◆ To do:
Work out the number of lines with "Method" in them. Reply with that number and no other words.

(Data excerpts)

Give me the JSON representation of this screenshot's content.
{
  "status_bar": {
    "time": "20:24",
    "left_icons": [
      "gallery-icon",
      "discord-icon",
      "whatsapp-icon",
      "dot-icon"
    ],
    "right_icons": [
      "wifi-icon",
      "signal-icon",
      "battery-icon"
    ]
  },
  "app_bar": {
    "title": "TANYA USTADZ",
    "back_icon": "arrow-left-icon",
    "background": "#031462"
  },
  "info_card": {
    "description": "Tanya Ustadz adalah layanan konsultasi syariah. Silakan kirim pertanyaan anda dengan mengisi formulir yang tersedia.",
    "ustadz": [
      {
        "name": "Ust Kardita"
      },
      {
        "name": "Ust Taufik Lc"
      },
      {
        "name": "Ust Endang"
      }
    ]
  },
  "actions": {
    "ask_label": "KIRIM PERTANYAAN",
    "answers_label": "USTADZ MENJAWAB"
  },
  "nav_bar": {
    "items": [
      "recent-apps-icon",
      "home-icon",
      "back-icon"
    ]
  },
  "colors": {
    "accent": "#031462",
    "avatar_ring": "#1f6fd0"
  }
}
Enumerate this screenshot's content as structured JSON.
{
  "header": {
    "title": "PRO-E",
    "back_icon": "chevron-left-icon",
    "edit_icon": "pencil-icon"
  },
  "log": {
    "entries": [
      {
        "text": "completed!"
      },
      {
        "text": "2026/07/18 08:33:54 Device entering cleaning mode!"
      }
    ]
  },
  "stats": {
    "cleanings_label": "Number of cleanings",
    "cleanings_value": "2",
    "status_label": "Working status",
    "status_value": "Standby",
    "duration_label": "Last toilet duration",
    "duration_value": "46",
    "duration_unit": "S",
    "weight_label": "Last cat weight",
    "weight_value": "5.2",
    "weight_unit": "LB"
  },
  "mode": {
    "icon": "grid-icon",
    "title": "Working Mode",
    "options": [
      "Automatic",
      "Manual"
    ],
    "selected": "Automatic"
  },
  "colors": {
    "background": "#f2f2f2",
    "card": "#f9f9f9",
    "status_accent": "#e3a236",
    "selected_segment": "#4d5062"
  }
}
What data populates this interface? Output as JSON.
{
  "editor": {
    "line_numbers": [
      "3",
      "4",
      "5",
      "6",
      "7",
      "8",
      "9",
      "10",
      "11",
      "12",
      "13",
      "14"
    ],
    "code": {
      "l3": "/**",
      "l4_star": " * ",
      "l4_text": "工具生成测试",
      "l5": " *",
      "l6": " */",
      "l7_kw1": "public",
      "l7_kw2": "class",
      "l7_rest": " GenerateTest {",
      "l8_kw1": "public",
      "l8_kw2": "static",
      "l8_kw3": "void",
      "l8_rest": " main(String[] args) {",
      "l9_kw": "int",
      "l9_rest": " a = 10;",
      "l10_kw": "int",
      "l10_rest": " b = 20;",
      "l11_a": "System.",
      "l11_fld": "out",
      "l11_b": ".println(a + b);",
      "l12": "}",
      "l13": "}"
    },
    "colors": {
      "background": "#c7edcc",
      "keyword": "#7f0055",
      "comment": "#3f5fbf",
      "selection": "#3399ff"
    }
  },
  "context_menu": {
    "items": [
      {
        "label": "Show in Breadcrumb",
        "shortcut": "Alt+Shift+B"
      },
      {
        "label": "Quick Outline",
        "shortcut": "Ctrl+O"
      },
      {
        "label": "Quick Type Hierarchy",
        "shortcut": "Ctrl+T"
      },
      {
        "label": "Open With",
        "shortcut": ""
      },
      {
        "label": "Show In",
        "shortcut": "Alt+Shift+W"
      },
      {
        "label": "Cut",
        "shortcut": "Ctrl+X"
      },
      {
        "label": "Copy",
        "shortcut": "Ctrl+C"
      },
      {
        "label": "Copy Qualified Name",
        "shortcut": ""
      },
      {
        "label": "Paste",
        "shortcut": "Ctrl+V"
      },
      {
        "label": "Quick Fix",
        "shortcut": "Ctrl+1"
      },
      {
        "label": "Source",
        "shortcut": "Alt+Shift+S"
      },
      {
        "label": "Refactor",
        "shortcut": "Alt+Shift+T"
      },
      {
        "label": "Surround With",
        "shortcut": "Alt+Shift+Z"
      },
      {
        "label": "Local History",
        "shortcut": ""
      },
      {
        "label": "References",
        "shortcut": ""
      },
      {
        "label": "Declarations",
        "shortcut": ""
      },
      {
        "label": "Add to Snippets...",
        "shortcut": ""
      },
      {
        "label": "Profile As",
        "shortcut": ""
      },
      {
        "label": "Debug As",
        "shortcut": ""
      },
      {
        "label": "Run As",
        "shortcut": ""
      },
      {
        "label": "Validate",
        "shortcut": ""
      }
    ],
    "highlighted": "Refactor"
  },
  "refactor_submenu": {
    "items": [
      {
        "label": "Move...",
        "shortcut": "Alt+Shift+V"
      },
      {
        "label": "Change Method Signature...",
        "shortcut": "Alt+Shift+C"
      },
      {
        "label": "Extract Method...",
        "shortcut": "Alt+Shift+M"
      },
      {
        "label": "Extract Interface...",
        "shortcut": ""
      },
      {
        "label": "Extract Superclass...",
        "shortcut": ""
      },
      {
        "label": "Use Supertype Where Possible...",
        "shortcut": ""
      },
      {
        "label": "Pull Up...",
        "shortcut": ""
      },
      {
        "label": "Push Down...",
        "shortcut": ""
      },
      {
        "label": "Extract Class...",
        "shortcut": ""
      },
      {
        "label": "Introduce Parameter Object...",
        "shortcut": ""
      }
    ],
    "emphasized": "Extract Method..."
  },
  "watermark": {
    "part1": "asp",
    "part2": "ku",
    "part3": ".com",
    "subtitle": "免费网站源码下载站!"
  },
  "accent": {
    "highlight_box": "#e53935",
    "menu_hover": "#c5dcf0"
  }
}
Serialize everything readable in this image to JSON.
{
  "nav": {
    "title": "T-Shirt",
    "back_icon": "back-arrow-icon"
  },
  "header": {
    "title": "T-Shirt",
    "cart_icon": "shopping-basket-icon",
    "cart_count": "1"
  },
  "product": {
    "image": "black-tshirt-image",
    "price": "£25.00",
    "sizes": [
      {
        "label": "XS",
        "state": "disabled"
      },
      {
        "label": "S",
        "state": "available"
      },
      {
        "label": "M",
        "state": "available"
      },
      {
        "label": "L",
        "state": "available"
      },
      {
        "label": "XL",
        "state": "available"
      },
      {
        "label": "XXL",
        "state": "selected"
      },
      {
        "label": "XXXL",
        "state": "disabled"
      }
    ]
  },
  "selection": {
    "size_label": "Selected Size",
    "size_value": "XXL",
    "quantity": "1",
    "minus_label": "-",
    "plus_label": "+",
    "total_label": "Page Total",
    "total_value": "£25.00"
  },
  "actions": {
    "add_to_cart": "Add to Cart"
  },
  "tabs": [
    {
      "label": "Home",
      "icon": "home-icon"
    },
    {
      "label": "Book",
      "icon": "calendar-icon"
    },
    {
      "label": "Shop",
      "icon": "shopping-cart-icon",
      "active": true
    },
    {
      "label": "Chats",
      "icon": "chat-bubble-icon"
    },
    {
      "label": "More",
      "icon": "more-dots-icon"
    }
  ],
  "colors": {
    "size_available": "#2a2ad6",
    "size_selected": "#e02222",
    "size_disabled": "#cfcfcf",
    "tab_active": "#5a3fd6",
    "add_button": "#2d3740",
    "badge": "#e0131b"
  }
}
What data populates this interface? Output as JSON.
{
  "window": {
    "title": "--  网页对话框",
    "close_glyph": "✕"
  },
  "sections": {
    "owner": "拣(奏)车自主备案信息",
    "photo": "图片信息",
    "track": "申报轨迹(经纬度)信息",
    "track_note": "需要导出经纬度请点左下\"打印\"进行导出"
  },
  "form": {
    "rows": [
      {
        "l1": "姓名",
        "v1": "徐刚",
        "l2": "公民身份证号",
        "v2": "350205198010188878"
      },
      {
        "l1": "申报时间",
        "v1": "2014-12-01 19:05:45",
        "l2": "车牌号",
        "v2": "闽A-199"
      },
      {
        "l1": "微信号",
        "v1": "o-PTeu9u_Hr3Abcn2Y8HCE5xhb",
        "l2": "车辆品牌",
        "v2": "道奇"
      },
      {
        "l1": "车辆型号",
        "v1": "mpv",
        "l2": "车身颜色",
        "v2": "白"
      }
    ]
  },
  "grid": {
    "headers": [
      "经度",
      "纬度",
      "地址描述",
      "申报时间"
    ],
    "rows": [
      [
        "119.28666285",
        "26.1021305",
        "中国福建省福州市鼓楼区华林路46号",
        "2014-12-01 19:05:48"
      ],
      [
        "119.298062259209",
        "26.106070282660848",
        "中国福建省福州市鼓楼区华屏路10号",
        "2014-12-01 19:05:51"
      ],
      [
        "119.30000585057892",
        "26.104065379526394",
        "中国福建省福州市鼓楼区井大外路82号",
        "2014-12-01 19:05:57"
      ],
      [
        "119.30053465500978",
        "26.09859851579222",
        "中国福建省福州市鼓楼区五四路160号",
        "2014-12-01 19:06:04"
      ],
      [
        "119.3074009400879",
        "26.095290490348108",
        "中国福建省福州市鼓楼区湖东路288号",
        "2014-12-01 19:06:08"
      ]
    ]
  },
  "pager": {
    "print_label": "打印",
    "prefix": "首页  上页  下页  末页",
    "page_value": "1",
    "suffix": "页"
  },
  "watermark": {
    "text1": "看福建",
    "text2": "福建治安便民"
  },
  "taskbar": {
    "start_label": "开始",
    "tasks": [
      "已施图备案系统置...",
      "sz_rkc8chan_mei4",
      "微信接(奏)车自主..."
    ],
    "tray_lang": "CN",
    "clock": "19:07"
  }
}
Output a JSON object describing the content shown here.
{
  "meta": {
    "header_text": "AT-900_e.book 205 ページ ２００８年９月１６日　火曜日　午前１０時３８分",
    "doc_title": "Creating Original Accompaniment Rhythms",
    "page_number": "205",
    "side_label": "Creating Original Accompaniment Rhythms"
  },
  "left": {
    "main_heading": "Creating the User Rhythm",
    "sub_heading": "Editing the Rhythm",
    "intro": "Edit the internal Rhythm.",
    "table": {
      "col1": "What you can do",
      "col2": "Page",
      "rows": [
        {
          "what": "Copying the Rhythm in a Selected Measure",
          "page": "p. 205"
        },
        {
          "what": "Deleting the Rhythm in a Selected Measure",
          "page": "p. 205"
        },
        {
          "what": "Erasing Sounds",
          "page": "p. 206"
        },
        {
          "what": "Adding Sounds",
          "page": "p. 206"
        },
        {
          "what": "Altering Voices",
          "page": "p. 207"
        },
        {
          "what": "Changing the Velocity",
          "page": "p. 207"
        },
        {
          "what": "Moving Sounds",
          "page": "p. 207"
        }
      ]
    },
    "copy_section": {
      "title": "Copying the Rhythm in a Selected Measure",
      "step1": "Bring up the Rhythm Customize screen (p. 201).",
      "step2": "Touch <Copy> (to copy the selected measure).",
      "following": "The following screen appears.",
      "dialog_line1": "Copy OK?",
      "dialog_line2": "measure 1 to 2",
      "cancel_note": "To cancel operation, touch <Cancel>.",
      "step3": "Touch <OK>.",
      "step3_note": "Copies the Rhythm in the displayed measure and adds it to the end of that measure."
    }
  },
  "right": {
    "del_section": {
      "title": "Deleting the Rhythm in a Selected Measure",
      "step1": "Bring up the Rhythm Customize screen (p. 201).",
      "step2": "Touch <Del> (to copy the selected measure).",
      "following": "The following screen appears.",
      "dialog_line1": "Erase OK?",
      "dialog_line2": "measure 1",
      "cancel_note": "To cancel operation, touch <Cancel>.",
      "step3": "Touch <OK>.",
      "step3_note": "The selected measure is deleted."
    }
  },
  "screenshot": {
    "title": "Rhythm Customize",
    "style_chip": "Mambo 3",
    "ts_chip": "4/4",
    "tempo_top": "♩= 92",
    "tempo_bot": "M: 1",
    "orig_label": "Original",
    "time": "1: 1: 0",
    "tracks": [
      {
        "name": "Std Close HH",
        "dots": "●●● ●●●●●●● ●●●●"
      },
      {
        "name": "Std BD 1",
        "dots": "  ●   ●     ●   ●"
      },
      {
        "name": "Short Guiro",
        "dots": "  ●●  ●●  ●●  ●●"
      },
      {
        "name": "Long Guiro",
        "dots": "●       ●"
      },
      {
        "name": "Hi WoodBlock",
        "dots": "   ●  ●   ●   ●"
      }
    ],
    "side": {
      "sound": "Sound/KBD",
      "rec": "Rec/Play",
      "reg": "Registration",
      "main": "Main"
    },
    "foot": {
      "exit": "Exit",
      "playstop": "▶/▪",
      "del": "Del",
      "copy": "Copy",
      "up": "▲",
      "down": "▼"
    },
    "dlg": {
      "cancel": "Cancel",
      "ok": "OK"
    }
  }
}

◆ Response to this exercise:
3